Task requirements
Set down all of the data exactly as it appears.

(Stored data entries)
-=-=-

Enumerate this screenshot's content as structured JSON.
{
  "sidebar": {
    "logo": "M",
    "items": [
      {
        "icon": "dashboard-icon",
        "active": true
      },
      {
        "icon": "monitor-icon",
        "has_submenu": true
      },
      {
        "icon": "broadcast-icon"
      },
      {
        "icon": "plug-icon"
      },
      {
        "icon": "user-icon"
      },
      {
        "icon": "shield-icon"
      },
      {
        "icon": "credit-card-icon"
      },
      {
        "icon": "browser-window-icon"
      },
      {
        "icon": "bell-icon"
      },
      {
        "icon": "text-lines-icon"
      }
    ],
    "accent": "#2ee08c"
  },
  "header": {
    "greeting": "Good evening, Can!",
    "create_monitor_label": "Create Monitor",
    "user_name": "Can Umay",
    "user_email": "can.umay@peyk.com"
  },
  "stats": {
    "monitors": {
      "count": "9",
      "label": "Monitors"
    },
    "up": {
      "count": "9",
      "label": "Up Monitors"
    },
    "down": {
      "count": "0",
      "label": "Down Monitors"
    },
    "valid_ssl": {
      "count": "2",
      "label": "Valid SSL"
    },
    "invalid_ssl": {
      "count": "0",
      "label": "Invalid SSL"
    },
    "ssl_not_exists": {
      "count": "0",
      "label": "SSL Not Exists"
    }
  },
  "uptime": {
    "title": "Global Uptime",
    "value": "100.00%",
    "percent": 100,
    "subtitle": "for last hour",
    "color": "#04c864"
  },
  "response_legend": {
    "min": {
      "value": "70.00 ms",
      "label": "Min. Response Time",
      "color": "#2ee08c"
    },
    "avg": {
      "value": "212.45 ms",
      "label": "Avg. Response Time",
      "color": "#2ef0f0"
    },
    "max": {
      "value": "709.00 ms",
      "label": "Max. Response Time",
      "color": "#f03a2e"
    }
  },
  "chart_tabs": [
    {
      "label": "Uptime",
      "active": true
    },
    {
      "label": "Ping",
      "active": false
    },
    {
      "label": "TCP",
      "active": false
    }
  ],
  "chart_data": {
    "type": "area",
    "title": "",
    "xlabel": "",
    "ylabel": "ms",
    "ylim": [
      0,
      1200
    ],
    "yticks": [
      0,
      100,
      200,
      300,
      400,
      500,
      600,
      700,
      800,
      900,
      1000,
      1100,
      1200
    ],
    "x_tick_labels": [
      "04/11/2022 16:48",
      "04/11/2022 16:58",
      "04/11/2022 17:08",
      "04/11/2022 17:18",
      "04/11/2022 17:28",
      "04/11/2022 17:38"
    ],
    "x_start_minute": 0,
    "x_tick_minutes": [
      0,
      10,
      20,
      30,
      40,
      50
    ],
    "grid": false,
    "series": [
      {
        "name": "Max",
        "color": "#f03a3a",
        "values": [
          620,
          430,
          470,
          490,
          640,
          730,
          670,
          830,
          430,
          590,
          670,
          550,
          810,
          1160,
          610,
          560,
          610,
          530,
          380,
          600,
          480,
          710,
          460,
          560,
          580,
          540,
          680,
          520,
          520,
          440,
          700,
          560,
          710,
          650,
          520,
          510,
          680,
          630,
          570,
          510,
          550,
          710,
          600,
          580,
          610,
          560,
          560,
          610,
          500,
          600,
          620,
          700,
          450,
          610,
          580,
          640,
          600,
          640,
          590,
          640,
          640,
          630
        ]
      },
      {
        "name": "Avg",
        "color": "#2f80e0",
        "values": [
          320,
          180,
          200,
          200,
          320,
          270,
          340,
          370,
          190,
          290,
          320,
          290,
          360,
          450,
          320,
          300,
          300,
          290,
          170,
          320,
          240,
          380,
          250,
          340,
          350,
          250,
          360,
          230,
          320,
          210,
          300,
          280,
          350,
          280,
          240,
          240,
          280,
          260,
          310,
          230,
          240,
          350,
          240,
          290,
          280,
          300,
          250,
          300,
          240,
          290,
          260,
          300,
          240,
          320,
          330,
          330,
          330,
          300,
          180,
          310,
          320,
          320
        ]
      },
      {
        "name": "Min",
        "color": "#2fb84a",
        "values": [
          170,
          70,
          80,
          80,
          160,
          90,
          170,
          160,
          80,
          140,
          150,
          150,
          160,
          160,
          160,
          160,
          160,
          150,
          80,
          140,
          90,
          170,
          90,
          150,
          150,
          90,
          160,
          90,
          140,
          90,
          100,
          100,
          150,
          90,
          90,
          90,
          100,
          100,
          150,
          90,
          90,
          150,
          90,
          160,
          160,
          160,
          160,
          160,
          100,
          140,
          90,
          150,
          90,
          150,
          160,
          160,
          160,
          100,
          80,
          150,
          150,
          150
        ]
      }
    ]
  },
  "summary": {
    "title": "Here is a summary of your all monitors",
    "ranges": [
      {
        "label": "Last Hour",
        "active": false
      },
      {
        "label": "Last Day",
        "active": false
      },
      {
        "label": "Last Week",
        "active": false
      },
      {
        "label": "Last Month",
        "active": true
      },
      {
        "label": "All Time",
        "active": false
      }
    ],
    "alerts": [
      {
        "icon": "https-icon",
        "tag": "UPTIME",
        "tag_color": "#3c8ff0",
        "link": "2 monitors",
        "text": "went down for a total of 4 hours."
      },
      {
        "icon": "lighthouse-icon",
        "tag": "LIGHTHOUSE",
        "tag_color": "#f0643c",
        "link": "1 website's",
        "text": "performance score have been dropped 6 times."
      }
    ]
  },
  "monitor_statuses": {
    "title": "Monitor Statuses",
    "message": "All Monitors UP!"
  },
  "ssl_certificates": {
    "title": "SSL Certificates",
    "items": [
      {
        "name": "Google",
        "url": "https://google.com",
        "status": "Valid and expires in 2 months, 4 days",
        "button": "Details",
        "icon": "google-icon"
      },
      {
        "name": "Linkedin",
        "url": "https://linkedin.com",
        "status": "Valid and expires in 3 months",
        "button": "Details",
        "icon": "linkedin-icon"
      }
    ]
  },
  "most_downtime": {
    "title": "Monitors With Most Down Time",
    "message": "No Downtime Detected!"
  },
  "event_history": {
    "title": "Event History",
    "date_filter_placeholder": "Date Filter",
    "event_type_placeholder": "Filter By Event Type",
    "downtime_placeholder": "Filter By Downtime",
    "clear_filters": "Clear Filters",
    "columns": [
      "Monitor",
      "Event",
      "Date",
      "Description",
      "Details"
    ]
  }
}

-=-=-

Answer
Enumerate this screenshot's content as structured JSON.
{
  "sidebar": {
    "logo": "M",
    "items": [
      {
        "icon": "dashboard-icon",
        "active": true
      },
      {
        "icon": "monitor-icon",
        "has_submenu": true
      },
      {
        "icon": "broadcast-icon"
      },
      {
        "icon": "plug-icon"
      },
      {
        "icon": "user-icon"
      },
      {
        "icon": "shield-icon"
      },
      {
        "icon": "credit-card-icon"
      },
      {
        "icon": "browser-window-icon"
      },
      {
        "icon": "bell-icon"
      },
      {
        "icon": "text-lines-icon"
      }
    ],
    "accent": "#2ee08c"
  },
  "header": {
    "greeting": "Good evening, Can!",
    "create_monitor_label": "Create Monitor",
    "user_name": "Can Umay",
    "user_email": "can.umay@peyk.com"
  },
  "stats": {
    "monitors": {
      "count": "9",
      "label": "Monitors"
    },
    "up": {
      "count": "9",
      "label": "Up Monitors"
    },
    "down": {
      "count": "0",
      "label": "Down Monitors"
    },
    "valid_ssl": {
      "count": "2",
      "label": "Valid SSL"
    },
    "invalid_ssl": {
      "count": "0",
      "label": "Invalid SSL"
    },
    "ssl_not_exists": {
      "count": "0",
      "label": "SSL Not Exists"
    }
  },
  "uptime": {
    "title": "Global Uptime",
    "value": "100.00%",
    "percent": 100,
    "subtitle": "for last hour",
    "color": "#04c864"
  },
  "response_legend": {
    "min": {
      "value": "70.00 ms",
      "label": "Min. Response Time",
      "color": "#2ee08c"
    },
    "avg": {
      "value": "212.45 ms",
      "label": "Avg. Response Time",
      "color": "#2ef0f0"
    },
    "max": {
      "value": "709.00 ms",
      "label": "Max. Response Time",
      "color": "#f03a2e"
    }
  },
  "chart_tabs": [
    {
      "label": "Uptime",
      "active": true
    },
    {
      "label": "Ping",
      "active": false
    },
    {
      "label": "TCP",
      "active": false
    }
  ],
  "chart_data": {
    "type": "area",
    "title": "",
    "xlabel": "",
    "ylabel": "ms",
    "ylim": [
      0,
      1200
    ],
    "yticks": [
      0,
      100,
      200,
      300,
      400,
      500,
      600,
      700,
      800,
      900,
      1000,
      1100,
      1200
    ],
    "x_tick_labels": [
      "04/11/2022 16:48",
      "04/11/2022 16:58",
      "04/11/2022 17:08",
      "04/11/2022 17:18",
      "04/11/2022 17:28",
      "04/11/2022 17:38"
    ],
    "x_start_minute": 0,
    "x_tick_minutes": [
      0,
      10,
      20,
      30,
      40,
      50
    ],
    "grid": false,
    "series": [
      {
        "name": "Max",
        "color": "#f03a3a",
        "values": [
          620,
          430,
          470,
          490,
          640,
          730,
          670,
          830,
          430,
          590,
          670,
          550,
          810,
          1160,
          610,
          560,
          610,
          530,
          380,
          600,
          480,
          710,
          460,
          560,
          580,
          540,
          680,
          520,
          520,
          440,
          700,
          560,
          710,
          650,
          520,
          510,
          680,
          630,
          570,
          510,
          550,
          710,
          600,
          580,
          610,
          560,
          560,
          610,
          500,
          600,
          620,
          700,
          450,
          610,
          580,
          640,
          600,
          640,
          590,
          640,
          640,
          630
        ]
      },
      {
        "name": "Avg",
        "color": "#2f80e0",
        "values": [
          320,
          180,
          200,
          200,
          320,
          270,
          340,
          370,
          190,
          290,
          320,
          290,
          360,
          450,
          320,
          300,
          300,
          290,
          170,
          320,
          240,
          380,
          250,
          340,
          350,
          250,
          360,
          230,
          320,
          210,
          300,
          280,
          350,
          280,
          240,
          240,
          280,
          260,
          310,
          230,
          240,
          350,
          240,
          290,
          280,
          300,
          250,
          300,
          240,
          290,
          260,
          300,
          240,
          320,
          330,
          330,
          330,
          300,
          180,
          310,
          320,
          320
        ]
      },
      {
        "name": "Min",
        "color": "#2fb84a",
        "values": [
          170,
          70,
          80,
          80,
          160,
          90,
          170,
          160,
          80,
          140,
          150,
          150,
          160,
          160,
          160,
          160,
          160,
          150,
          80,
          140,
          90,
          170,
          90,
          150,
          150,
          90,
          160,
          90,
          140,
          90,
          100,
          100,
          150,
          90,
          90,
          90,
          100,
          100,
          150,
          90,
          90,
          150,
          90,
          160,
          160,
          160,
          160,
          160,
          100,
          140,
          90,
          150,
          90,
          150,
          160,
          160,
          160,
          100,
          80,
          150,
          150,
          150
        ]
      }
    ]
  },
  "summary": {
    "title": "Here is a summary of your all monitors",
    "ranges": [
      {
        "label": "Last Hour",
        "active": false
      },
      {
        "label": "Last Day",
        "active": false
      },
      {
        "label": "Last Week",
        "active": false
      },
      {
        "label": "Last Month",
        "active": true
      },
      {
        "label": "All Time",
        "active": false
      }
    ],
    "alerts": [
      {
        "icon": "https-icon",
        "tag": "UPTIME",
        "tag_color": "#3c8ff0",
        "link": "2 monitors",
        "text": "went down for a total of 4 hours."
      },
      {
        "icon": "lighthouse-icon",
        "tag": "LIGHTHOUSE",
        "tag_color": "#f0643c",
        "link": "1 website's",
        "text": "performance score have been dropped 6 times."
      }
    ]
  },
  "monitor_statuses": {
    "title": "Monitor Statuses",
    "message": "All Monitors UP!"
  },
  "ssl_certificates": {
    "title": "SSL Certificates",
    "items": [
      {
        "name": "Google",
        "url": "https://google.com",
        "status": "Valid and expires in 2 months, 4 days",
        "button": "Details",
        "icon": "google-icon"
      },
      {
        "name": "Linkedin",
        "url": "https://linkedin.com",
        "status": "Valid and expires in 3 months",
        "button": "Details",
        "icon": "linkedin-icon"
      }
    ]
  },
  "most_downtime": {
    "title": "Monitors With Most Down Time",
    "message": "No Downtime Detected!"
  },
  "event_history": {
    "title": "Event History",
    "date_filter_placeholder": "Date Filter",
    "event_type_placeholder": "Filter By Event Type",
    "downtime_placeholder": "Filter By Downtime",
    "clear_filters": "Clear Filters",
    "columns": [
      "Monitor",
      "Event",
      "Date",
      "Description",
      "Details"
    ]
  }
}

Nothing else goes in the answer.